=== TASK DIRECTIONS ===
Return each entry exactly, with none missing.
--
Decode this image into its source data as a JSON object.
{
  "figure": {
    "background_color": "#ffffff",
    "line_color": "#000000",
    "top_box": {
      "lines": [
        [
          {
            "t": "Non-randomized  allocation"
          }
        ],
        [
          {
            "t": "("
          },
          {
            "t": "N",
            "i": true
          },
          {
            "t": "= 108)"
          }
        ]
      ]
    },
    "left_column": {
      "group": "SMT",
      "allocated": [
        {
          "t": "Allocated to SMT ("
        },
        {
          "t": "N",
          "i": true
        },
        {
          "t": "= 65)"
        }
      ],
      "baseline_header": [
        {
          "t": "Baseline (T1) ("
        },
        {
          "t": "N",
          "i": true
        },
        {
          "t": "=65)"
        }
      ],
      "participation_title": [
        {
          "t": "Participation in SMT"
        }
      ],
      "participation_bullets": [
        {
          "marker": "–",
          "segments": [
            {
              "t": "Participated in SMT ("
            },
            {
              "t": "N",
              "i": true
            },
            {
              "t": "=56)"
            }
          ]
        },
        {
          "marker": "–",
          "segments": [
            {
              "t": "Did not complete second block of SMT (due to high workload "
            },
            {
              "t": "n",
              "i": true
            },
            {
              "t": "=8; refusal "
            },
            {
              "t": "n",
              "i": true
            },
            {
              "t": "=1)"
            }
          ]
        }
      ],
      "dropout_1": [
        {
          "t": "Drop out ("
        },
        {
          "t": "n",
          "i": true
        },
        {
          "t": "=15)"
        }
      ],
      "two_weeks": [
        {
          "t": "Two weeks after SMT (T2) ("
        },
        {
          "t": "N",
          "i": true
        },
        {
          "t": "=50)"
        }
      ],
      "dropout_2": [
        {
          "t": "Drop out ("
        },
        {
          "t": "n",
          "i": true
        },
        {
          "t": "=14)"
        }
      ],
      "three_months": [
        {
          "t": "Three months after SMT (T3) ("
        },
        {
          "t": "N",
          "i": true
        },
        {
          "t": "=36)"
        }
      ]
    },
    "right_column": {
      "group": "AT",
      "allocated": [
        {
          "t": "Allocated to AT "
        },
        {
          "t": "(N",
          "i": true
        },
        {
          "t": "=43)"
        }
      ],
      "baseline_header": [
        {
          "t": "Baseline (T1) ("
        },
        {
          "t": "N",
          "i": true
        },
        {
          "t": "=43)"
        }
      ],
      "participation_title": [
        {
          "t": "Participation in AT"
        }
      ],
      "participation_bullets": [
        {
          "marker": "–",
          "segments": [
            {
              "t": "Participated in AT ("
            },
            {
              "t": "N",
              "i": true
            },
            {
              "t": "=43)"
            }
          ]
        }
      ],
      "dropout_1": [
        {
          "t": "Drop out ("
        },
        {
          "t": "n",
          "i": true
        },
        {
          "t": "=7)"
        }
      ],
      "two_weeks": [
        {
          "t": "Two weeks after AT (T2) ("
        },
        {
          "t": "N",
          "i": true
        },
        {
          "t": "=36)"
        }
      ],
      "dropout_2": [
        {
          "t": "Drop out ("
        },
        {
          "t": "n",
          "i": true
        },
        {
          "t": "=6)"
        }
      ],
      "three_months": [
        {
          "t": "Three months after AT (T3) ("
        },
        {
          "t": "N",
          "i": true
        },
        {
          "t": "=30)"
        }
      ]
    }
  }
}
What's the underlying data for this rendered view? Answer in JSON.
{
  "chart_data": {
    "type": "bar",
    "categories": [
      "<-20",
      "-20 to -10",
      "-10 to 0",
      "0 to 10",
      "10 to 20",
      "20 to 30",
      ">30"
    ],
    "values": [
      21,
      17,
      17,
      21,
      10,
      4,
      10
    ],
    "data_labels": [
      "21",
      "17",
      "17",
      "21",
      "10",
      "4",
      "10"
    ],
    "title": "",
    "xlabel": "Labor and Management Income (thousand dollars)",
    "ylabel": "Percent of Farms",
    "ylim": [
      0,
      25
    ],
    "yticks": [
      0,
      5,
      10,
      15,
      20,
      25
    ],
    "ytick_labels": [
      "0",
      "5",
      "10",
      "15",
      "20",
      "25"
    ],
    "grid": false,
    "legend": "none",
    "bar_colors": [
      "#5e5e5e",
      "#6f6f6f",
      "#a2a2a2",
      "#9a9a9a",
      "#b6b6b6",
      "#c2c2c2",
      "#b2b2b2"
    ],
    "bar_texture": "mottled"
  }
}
--
=== EXERCISE OUTPUT ===
Decode this image into its source data as a JSON object.
{
  "figure": {
    "background_color": "#ffffff",
    "line_color": "#000000",
    "top_box": {
      "lines": [
        [
          {
            "t": "Non-randomized  allocation"
          }
        ],
        [
          {
            "t": "("
          },
          {
            "t": "N",
            "i": true
          },
          {
            "t": "= 108)"
          }
        ]
      ]
    },
    "left_column": {
      "group": "SMT",
      "allocated": [
        {
          "t": "Allocated to SMT ("
        },
        {
          "t": "N",
          "i": true
        },
        {
          "t": "= 65)"
        }
      ],
      "baseline_header": [
        {
          "t": "Baseline (T1) ("
        },
        {
          "t": "N",
          "i": true
        },
        {
          "t": "=65)"
        }
      ],
      "participation_title": [
        {
          "t": "Participation in SMT"
        }
      ],
      "participation_bullets": [
        {
          "marker": "–",
          "segments": [
            {
              "t": "Participated in SMT ("
            },
            {
              "t": "N",
              "i": true
            },
            {
              "t": "=56)"
            }
          ]
        },
        {
          "marker": "–",
          "segments": [
            {
              "t": "Did not complete second block of SMT (due to high workload "
            },
            {
              "t": "n",
              "i": true
            },
            {
              "t": "=8; refusal "
            },
            {
              "t": "n",
              "i": true
            },
            {
              "t": "=1)"
            }
          ]
        }
      ],
      "dropout_1": [
        {
          "t": "Drop out ("
        },
        {
          "t": "n",
          "i": true
        },
        {
          "t": "=15)"
        }
      ],
      "two_weeks": [
        {
          "t": "Two weeks after SMT (T2) ("
        },
        {
          "t": "N",
          "i": true
        },
        {
          "t": "=50)"
        }
      ],
      "dropout_2": [
        {
          "t": "Drop out ("
        },
        {
          "t": "n",
          "i": true
        },
        {
          "t": "=14)"
        }
      ],
      "three_months": [
        {
          "t": "Three months after SMT (T3) ("
        },
        {
          "t": "N",
          "i": true
        },
        {
          "t": "=36)"
        }
      ]
    },
    "right_column": {
      "group": "AT",
      "allocated": [
        {
          "t": "Allocated to AT "
        },
        {
          "t": "(N",
          "i": true
        },
        {
          "t": "=43)"
        }
      ],
      "baseline_header": [
        {
          "t": "Baseline (T1) ("
        },
        {
          "t": "N",
          "i": true
        },
        {
          "t": "=43)"
        }
      ],
      "participation_title": [
        {
          "t": "Participation in AT"
        }
      ],
      "participation_bullets": [
        {
          "marker": "–",
          "segments": [
            {
              "t": "Participated in AT ("
            },
            {
              "t": "N",
              "i": true
            },
            {
              "t": "=43)"
            }
          ]
        }
      ],
      "dropout_1": [
        {
          "t": "Drop out ("
        },
        {
          "t": "n",
          "i": true
        },
        {
          "t": "=7)"
        }
      ],
      "two_weeks": [
        {
          "t": "Two weeks after AT (T2) ("
        },
        {
          "t": "N",
          "i": true
        },
        {
          "t": "=36)"
        }
      ],
      "dropout_2": [
        {
          "t": "Drop out ("
        },
        {
          "t": "n",
          "i": true
        },
        {
          "t": "=6)"
        }
      ],
      "three_months": [
        {
          "t": "Three months after AT (T3) ("
        },
        {
          "t": "N",
          "i": true
        },
        {
          "t": "=30)"
        }
      ]
    }
  }
}
What's the underlying data for this rendered view? Answer in JSON.
{
  "chart_data": {
    "type": "bar",
    "categories": [
      "<-20",
      "-20 to -10",
      "-10 to 0",
      "0 to 10",
      "10 to 20",
      "20 to 30",
      ">30"
    ],
    "values": [
      21,
      17,
      17,
      21,
      10,
      4,
      10
    ],
    "data_labels": [
      "21",
      "17",
      "17",
      "21",
      "10",
      "4",
      "10"
    ],
    "title": "",
    "xlabel": "Labor and Management Income (thousand dollars)",
    "ylabel": "Percent of Farms",
    "ylim": [
      0,
      25
    ],
    "yticks": [
      0,
      5,
      10,
      15,
      20,
      25
    ],
    "ytick_labels": [
      "0",
      "5",
      "10",
      "15",
      "20",
      "25"
    ],
    "grid": false,
    "legend": "none",
    "bar_colors": [
      "#5e5e5e",
      "#6f6f6f",
      "#a2a2a2",
      "#9a9a9a",
      "#b6b6b6",
      "#c2c2c2",
      "#b2b2b2"
    ],
    "bar_texture": "mottled"
  }
}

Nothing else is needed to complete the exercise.